[SUPPLIED DATA start]

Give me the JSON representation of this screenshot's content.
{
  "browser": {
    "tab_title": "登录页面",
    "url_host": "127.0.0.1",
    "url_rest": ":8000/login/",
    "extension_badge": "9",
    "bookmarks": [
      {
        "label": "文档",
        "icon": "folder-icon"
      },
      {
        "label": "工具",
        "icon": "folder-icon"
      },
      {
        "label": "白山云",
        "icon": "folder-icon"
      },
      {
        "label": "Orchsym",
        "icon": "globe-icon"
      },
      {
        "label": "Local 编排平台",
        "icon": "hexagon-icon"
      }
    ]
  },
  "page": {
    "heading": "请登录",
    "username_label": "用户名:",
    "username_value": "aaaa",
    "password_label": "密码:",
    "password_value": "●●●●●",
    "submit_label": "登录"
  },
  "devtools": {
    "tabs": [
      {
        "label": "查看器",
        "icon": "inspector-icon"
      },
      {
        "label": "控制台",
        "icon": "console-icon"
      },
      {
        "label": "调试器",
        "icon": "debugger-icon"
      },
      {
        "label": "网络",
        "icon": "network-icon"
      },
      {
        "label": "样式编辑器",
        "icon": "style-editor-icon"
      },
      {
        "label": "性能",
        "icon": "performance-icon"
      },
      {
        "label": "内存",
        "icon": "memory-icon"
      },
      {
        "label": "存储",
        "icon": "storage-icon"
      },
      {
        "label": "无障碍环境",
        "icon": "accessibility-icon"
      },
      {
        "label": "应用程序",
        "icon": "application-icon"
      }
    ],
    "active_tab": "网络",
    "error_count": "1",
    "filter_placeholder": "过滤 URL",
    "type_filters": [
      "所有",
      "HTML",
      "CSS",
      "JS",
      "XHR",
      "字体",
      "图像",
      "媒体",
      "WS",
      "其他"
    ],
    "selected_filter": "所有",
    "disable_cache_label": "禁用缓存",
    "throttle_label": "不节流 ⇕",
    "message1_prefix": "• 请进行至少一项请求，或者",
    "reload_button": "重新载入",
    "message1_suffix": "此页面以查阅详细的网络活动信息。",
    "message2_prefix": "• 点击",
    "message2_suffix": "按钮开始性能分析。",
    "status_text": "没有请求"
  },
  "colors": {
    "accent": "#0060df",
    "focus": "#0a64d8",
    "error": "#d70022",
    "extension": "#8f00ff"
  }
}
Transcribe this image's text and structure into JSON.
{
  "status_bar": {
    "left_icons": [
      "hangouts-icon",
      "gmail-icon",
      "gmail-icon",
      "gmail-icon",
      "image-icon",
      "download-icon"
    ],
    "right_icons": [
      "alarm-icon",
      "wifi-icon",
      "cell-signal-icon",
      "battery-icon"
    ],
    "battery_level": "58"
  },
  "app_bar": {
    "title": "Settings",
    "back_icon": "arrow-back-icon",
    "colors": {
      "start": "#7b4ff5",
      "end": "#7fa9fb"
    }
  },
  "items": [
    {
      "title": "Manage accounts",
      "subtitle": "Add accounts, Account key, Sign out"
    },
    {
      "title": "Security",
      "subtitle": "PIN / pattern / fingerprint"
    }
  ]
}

[SUPPLIED DATA end]

### PROBLEM DETAILS
Return the line that contains "Transcribe this image's" and all lines after it, verbatim, and nothing else.

### ANSWER IN FULL
Transcribe this image's text and structure into JSON.
{
  "status_bar": {
    "left_icons": [
      "hangouts-icon",
      "gmail-icon",
      "gmail-icon",
      "gmail-icon",
      "image-icon",
      "download-icon"
    ],
    "right_icons": [
      "alarm-icon",
      "wifi-icon",
      "cell-signal-icon",
      "battery-icon"
    ],
    "battery_level": "58"
  },
  "app_bar": {
    "title": "Settings",
    "back_icon": "arrow-back-icon",
    "colors": {
      "start": "#7b4ff5",
      "end": "#7fa9fb"
    }
  },
  "items": [
    {
      "title": "Manage accounts",
      "subtitle": "Add accounts, Account key, Sign out"
    },
    {
      "title": "Security",
      "subtitle": "PIN / pattern / fingerprint"
    }
  ]
}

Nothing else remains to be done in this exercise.